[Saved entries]
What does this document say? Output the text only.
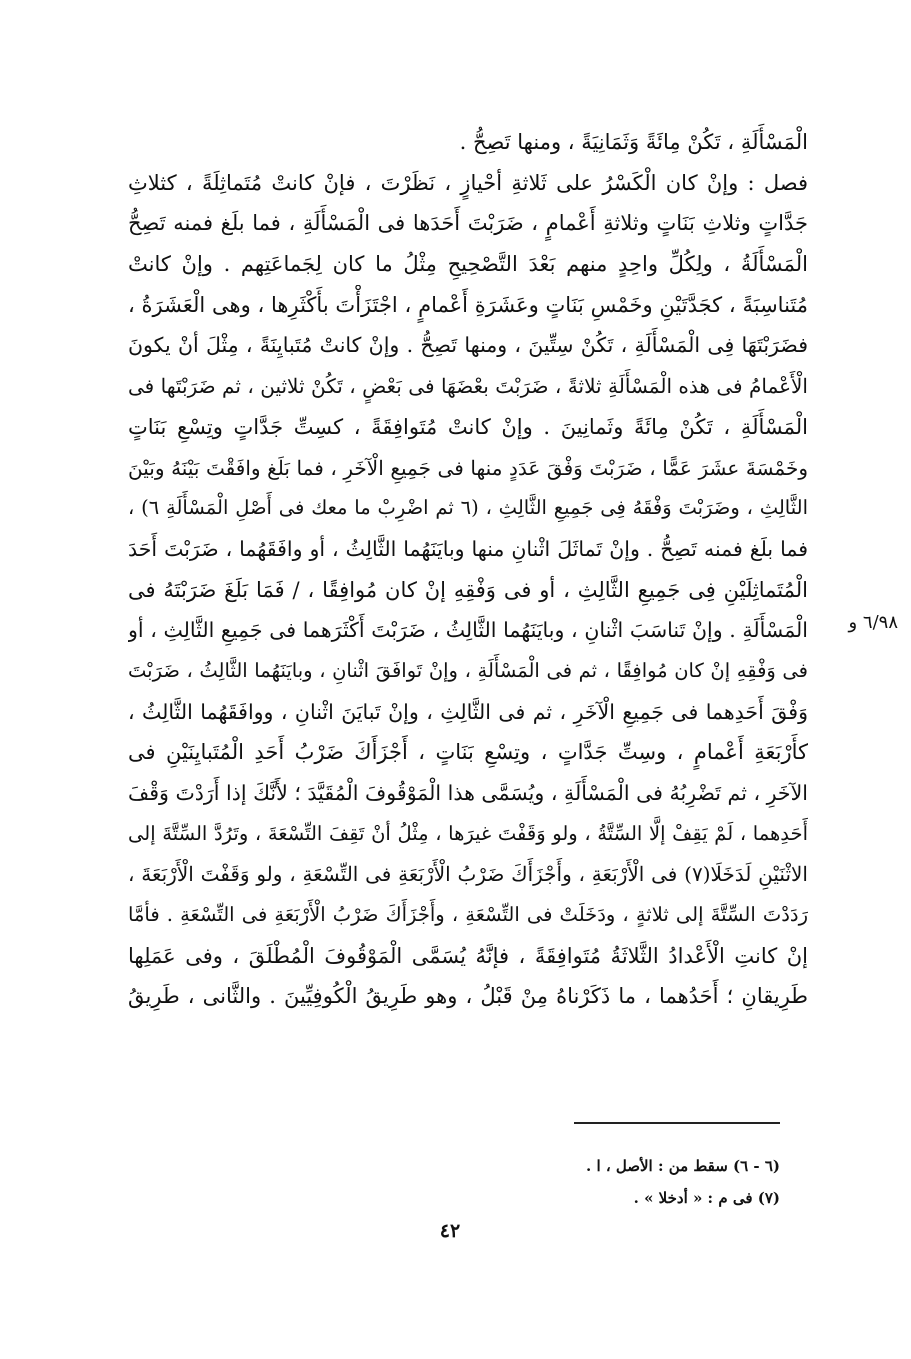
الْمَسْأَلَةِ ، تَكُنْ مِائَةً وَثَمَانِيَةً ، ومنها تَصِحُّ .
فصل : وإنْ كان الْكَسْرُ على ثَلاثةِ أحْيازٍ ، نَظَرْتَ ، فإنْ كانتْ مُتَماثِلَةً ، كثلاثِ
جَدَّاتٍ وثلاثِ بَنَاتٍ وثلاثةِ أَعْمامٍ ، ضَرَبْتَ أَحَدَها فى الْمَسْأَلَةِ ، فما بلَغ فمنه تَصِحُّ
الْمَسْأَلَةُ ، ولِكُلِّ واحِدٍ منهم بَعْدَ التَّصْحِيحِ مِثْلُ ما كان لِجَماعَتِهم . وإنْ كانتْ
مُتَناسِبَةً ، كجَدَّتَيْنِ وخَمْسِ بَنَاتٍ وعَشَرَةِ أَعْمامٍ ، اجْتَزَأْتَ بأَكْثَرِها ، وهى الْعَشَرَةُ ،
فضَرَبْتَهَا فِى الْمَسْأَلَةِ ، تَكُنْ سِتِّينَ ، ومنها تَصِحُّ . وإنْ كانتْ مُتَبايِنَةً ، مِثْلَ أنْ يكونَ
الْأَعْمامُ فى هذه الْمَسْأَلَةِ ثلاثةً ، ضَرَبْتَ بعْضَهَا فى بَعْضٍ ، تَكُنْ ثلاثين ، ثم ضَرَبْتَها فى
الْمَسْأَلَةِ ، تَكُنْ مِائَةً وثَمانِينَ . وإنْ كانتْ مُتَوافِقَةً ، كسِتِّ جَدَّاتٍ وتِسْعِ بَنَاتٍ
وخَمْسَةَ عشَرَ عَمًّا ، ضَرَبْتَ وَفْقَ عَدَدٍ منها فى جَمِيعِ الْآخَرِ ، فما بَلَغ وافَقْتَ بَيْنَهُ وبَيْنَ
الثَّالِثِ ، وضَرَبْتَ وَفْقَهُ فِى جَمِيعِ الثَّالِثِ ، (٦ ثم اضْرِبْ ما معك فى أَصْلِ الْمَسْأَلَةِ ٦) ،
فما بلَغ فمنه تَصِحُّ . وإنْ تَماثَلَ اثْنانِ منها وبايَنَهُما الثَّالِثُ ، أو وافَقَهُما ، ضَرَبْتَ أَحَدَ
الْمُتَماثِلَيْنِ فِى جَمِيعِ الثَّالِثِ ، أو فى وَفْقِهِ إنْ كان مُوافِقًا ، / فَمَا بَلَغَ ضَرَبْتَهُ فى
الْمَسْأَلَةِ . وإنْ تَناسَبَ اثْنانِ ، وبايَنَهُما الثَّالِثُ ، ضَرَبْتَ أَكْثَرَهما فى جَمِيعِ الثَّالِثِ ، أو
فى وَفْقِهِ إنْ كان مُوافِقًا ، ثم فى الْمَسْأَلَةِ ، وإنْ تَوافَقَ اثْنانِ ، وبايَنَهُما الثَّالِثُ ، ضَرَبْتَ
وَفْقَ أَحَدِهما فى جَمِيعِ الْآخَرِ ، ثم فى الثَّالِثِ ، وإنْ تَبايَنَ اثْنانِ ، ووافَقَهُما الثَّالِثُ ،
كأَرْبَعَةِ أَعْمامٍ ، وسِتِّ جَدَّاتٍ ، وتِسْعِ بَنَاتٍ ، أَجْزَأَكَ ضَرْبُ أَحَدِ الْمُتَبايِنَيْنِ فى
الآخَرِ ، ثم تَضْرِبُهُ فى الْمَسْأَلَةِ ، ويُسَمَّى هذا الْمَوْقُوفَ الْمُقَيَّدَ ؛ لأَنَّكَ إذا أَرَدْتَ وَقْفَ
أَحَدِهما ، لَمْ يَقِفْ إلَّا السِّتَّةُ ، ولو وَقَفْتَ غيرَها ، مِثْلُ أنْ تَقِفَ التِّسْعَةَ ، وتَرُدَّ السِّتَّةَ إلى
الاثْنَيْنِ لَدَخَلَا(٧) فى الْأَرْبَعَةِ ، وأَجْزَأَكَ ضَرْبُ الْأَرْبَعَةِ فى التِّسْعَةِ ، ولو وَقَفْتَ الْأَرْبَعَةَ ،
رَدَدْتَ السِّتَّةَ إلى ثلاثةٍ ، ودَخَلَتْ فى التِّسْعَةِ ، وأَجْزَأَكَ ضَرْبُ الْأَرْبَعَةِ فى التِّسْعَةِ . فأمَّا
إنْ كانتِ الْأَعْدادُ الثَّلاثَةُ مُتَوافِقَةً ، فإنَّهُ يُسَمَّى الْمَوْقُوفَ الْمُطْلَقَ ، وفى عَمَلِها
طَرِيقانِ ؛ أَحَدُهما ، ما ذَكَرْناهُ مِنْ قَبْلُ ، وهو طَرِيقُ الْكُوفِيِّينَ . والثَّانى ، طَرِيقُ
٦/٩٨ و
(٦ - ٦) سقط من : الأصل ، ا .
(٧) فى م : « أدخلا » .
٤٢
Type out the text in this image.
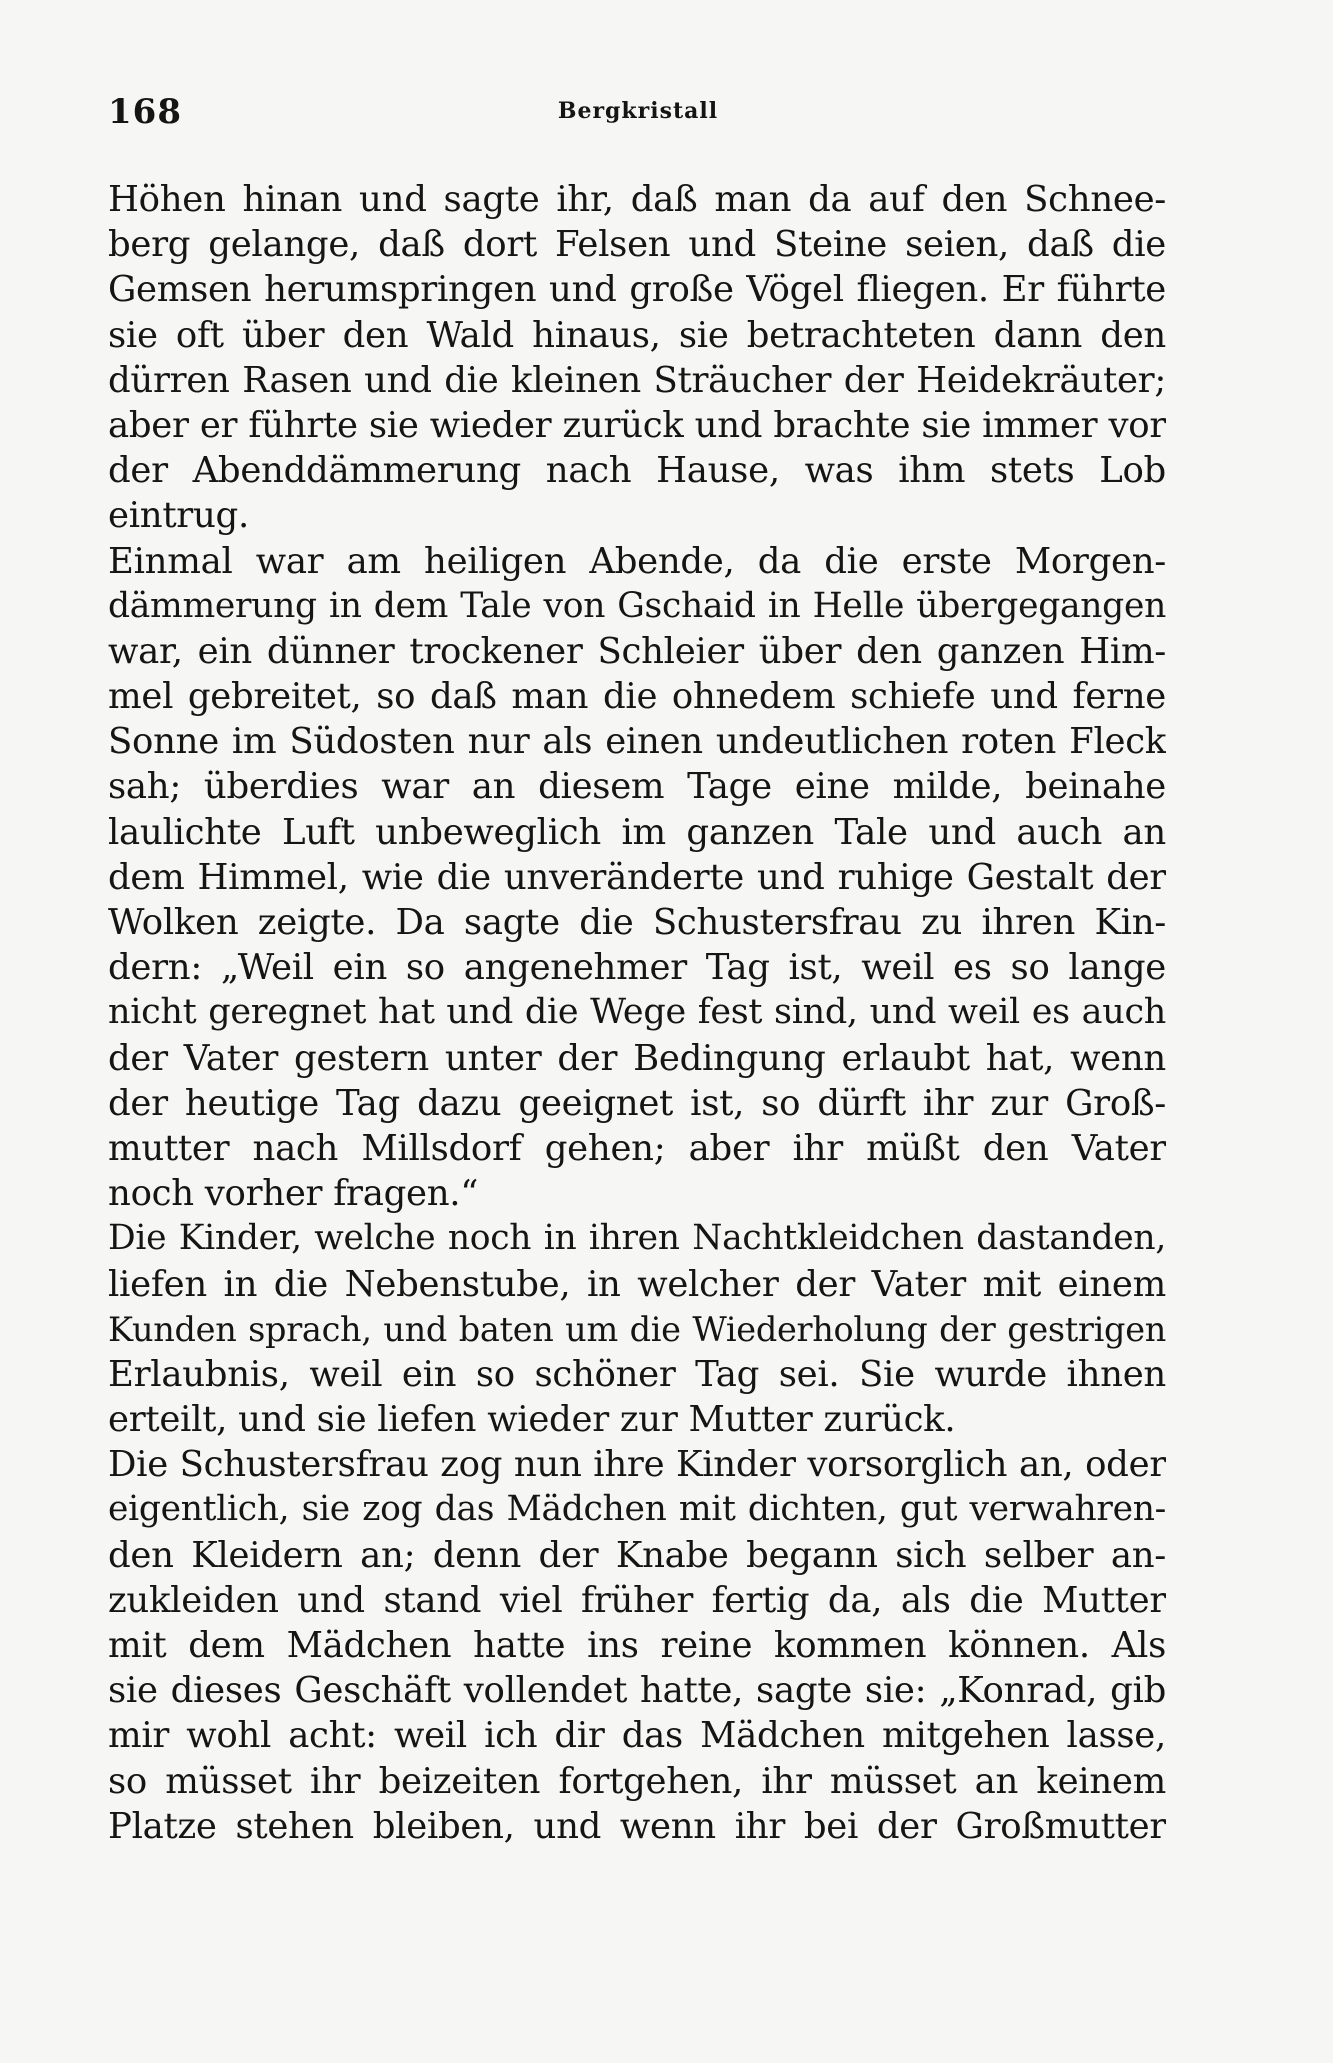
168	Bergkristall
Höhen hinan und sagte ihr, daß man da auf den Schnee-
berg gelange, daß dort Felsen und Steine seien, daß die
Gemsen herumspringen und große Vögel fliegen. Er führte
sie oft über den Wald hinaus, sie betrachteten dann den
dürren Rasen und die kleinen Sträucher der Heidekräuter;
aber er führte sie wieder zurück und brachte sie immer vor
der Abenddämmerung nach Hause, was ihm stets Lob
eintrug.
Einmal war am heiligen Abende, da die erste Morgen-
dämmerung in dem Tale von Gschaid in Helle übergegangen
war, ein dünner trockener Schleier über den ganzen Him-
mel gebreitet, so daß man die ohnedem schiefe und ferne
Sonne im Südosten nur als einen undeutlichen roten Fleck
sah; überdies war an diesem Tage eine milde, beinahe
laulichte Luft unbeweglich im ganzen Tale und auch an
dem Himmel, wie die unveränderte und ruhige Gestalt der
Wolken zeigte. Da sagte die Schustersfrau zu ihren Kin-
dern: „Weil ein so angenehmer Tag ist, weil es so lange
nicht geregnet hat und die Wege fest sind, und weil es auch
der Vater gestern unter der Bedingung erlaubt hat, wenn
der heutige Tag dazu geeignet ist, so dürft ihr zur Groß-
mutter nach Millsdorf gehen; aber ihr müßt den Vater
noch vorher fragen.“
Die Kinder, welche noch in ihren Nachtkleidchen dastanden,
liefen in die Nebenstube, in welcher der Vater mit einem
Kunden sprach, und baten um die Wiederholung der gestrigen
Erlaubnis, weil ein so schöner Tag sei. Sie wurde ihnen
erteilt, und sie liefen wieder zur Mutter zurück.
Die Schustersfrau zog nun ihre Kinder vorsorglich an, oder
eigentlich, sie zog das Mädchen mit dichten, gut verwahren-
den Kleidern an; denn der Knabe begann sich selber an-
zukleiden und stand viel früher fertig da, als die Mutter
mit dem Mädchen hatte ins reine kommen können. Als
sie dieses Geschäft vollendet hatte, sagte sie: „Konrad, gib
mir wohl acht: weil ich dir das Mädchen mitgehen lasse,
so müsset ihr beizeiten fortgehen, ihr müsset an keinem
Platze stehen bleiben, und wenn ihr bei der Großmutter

## Requirement
Could you reproduce every record above exactly, leaving out the pictures?

## Task output
What does this document say? Output the text only.
الْمَسْأَلَةِ ، تَكُنْ مِائَةً وَثَمَانِيَةً ، ومنها تَصِحُّ .
فصل : وإنْ كان الْكَسْرُ على ثَلاثةِ أحْيازٍ ، نَظَرْتَ ، فإنْ كانتْ مُتَماثِلَةً ، كثلاثِ
جَدَّاتٍ وثلاثِ بَنَاتٍ وثلاثةِ أَعْمامٍ ، ضَرَبْتَ أَحَدَها فى الْمَسْأَلَةِ ، فما بلَغ فمنه تَصِحُّ
الْمَسْأَلَةُ ، ولِكُلِّ واحِدٍ منهم بَعْدَ التَّصْحِيحِ مِثْلُ ما كان لِجَماعَتِهم . وإنْ كانتْ
مُتَناسِبَةً ، كجَدَّتَيْنِ وخَمْسِ بَنَاتٍ وعَشَرَةِ أَعْمامٍ ، اجْتَزَأْتَ بأَكْثَرِها ، وهى الْعَشَرَةُ ،
فضَرَبْتَهَا فِى الْمَسْأَلَةِ ، تَكُنْ سِتِّينَ ، ومنها تَصِحُّ . وإنْ كانتْ مُتَبايِنَةً ، مِثْلَ أنْ يكونَ
الْأَعْمامُ فى هذه الْمَسْأَلَةِ ثلاثةً ، ضَرَبْتَ بعْضَهَا فى بَعْضٍ ، تَكُنْ ثلاثين ، ثم ضَرَبْتَها فى
الْمَسْأَلَةِ ، تَكُنْ مِائَةً وثَمانِينَ . وإنْ كانتْ مُتَوافِقَةً ، كسِتِّ جَدَّاتٍ وتِسْعِ بَنَاتٍ
وخَمْسَةَ عشَرَ عَمًّا ، ضَرَبْتَ وَفْقَ عَدَدٍ منها فى جَمِيعِ الْآخَرِ ، فما بَلَغ وافَقْتَ بَيْنَهُ وبَيْنَ
الثَّالِثِ ، وضَرَبْتَ وَفْقَهُ فِى جَمِيعِ الثَّالِثِ ، (٦ ثم اضْرِبْ ما معك فى أَصْلِ الْمَسْأَلَةِ ٦) ،
فما بلَغ فمنه تَصِحُّ . وإنْ تَماثَلَ اثْنانِ منها وبايَنَهُما الثَّالِثُ ، أو وافَقَهُما ، ضَرَبْتَ أَحَدَ
الْمُتَماثِلَيْنِ فِى جَمِيعِ الثَّالِثِ ، أو فى وَفْقِهِ إنْ كان مُوافِقًا ، / فَمَا بَلَغَ ضَرَبْتَهُ فى
الْمَسْأَلَةِ . وإنْ تَناسَبَ اثْنانِ ، وبايَنَهُما الثَّالِثُ ، ضَرَبْتَ أَكْثَرَهما فى جَمِيعِ الثَّالِثِ ، أو
فى وَفْقِهِ إنْ كان مُوافِقًا ، ثم فى الْمَسْأَلَةِ ، وإنْ تَوافَقَ اثْنانِ ، وبايَنَهُما الثَّالِثُ ، ضَرَبْتَ
وَفْقَ أَحَدِهما فى جَمِيعِ الْآخَرِ ، ثم فى الثَّالِثِ ، وإنْ تَبايَنَ اثْنانِ ، ووافَقَهُما الثَّالِثُ ،
كأَرْبَعَةِ أَعْمامٍ ، وسِتِّ جَدَّاتٍ ، وتِسْعِ بَنَاتٍ ، أَجْزَأَكَ ضَرْبُ أَحَدِ الْمُتَبايِنَيْنِ فى
الآخَرِ ، ثم تَضْرِبُهُ فى الْمَسْأَلَةِ ، ويُسَمَّى هذا الْمَوْقُوفَ الْمُقَيَّدَ ؛ لأَنَّكَ إذا أَرَدْتَ وَقْفَ
أَحَدِهما ، لَمْ يَقِفْ إلَّا السِّتَّةُ ، ولو وَقَفْتَ غيرَها ، مِثْلُ أنْ تَقِفَ التِّسْعَةَ ، وتَرُدَّ السِّتَّةَ إلى
الاثْنَيْنِ لَدَخَلَا(٧) فى الْأَرْبَعَةِ ، وأَجْزَأَكَ ضَرْبُ الْأَرْبَعَةِ فى التِّسْعَةِ ، ولو وَقَفْتَ الْأَرْبَعَةَ ،
رَدَدْتَ السِّتَّةَ إلى ثلاثةٍ ، ودَخَلَتْ فى التِّسْعَةِ ، وأَجْزَأَكَ ضَرْبُ الْأَرْبَعَةِ فى التِّسْعَةِ . فأمَّا
إنْ كانتِ الْأَعْدادُ الثَّلاثَةُ مُتَوافِقَةً ، فإنَّهُ يُسَمَّى الْمَوْقُوفَ الْمُطْلَقَ ، وفى عَمَلِها
طَرِيقانِ ؛ أَحَدُهما ، ما ذَكَرْناهُ مِنْ قَبْلُ ، وهو طَرِيقُ الْكُوفِيِّينَ . والثَّانى ، طَرِيقُ
٦/٩٨ و
(٦ - ٦) سقط من : الأصل ، ا .
(٧) فى م : « أدخلا » .
٤٢
Type out the text in this image.
168	Bergkristall
Höhen hinan und sagte ihr, daß man da auf den Schnee-
berg gelange, daß dort Felsen und Steine seien, daß die
Gemsen herumspringen und große Vögel fliegen. Er führte
sie oft über den Wald hinaus, sie betrachteten dann den
dürren Rasen und die kleinen Sträucher der Heidekräuter;
aber er führte sie wieder zurück und brachte sie immer vor
der Abenddämmerung nach Hause, was ihm stets Lob
eintrug.
Einmal war am heiligen Abende, da die erste Morgen-
dämmerung in dem Tale von Gschaid in Helle übergegangen
war, ein dünner trockener Schleier über den ganzen Him-
mel gebreitet, so daß man die ohnedem schiefe und ferne
Sonne im Südosten nur als einen undeutlichen roten Fleck
sah; überdies war an diesem Tage eine milde, beinahe
laulichte Luft unbeweglich im ganzen Tale und auch an
dem Himmel, wie die unveränderte und ruhige Gestalt der
Wolken zeigte. Da sagte die Schustersfrau zu ihren Kin-
dern: „Weil ein so angenehmer Tag ist, weil es so lange
nicht geregnet hat und die Wege fest sind, und weil es auch
der Vater gestern unter der Bedingung erlaubt hat, wenn
der heutige Tag dazu geeignet ist, so dürft ihr zur Groß-
mutter nach Millsdorf gehen; aber ihr müßt den Vater
noch vorher fragen.“
Die Kinder, welche noch in ihren Nachtkleidchen dastanden,
liefen in die Nebenstube, in welcher der Vater mit einem
Kunden sprach, und baten um die Wiederholung der gestrigen
Erlaubnis, weil ein so schöner Tag sei. Sie wurde ihnen
erteilt, und sie liefen wieder zur Mutter zurück.
Die Schustersfrau zog nun ihre Kinder vorsorglich an, oder
eigentlich, sie zog das Mädchen mit dichten, gut verwahren-
den Kleidern an; denn der Knabe begann sich selber an-
zukleiden und stand viel früher fertig da, als die Mutter
mit dem Mädchen hatte ins reine kommen können. Als
sie dieses Geschäft vollendet hatte, sagte sie: „Konrad, gib
mir wohl acht: weil ich dir das Mädchen mitgehen lasse,
so müsset ihr beizeiten fortgehen, ihr müsset an keinem
Platze stehen bleiben, und wenn ihr bei der Großmutter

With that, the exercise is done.